> Exercise task
Gather each line in the entries that includes the string "products".
** BEGIN **
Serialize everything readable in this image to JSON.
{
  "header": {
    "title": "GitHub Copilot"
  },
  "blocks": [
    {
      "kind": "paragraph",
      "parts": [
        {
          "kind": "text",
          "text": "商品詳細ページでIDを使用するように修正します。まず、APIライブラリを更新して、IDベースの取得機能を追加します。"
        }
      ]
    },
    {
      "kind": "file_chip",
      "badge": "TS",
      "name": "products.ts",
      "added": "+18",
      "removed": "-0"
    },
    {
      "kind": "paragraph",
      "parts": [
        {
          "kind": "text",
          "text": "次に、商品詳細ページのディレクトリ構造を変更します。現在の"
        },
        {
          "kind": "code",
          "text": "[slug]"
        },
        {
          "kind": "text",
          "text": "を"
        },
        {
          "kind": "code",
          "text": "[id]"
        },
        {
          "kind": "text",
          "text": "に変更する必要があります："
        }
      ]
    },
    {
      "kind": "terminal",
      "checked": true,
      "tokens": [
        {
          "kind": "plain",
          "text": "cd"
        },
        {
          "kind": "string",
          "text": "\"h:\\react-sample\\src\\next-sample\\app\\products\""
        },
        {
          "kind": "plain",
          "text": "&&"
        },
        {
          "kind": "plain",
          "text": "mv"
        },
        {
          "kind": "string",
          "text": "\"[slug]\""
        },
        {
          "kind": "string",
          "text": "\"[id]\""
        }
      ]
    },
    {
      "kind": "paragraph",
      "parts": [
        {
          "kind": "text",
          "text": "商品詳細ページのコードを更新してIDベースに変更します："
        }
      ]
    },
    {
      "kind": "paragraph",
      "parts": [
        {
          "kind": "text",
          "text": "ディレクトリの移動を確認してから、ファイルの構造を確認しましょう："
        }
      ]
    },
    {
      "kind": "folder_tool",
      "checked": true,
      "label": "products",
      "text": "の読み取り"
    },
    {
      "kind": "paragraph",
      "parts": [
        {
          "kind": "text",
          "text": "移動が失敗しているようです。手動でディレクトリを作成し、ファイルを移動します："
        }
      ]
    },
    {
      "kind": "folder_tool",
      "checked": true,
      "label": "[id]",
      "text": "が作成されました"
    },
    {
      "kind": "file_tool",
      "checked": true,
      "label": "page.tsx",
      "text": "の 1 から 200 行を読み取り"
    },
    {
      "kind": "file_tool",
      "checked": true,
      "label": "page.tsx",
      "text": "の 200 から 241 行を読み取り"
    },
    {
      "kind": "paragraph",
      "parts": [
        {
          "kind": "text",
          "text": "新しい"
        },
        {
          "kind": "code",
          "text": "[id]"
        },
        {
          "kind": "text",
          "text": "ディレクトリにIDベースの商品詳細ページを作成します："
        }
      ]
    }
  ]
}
** END **
> Expected answer
      "name": "products.ts",
          "text": "\"h:\\react-sample\\src\\next-sample\\app\\products\""
      "label": "products",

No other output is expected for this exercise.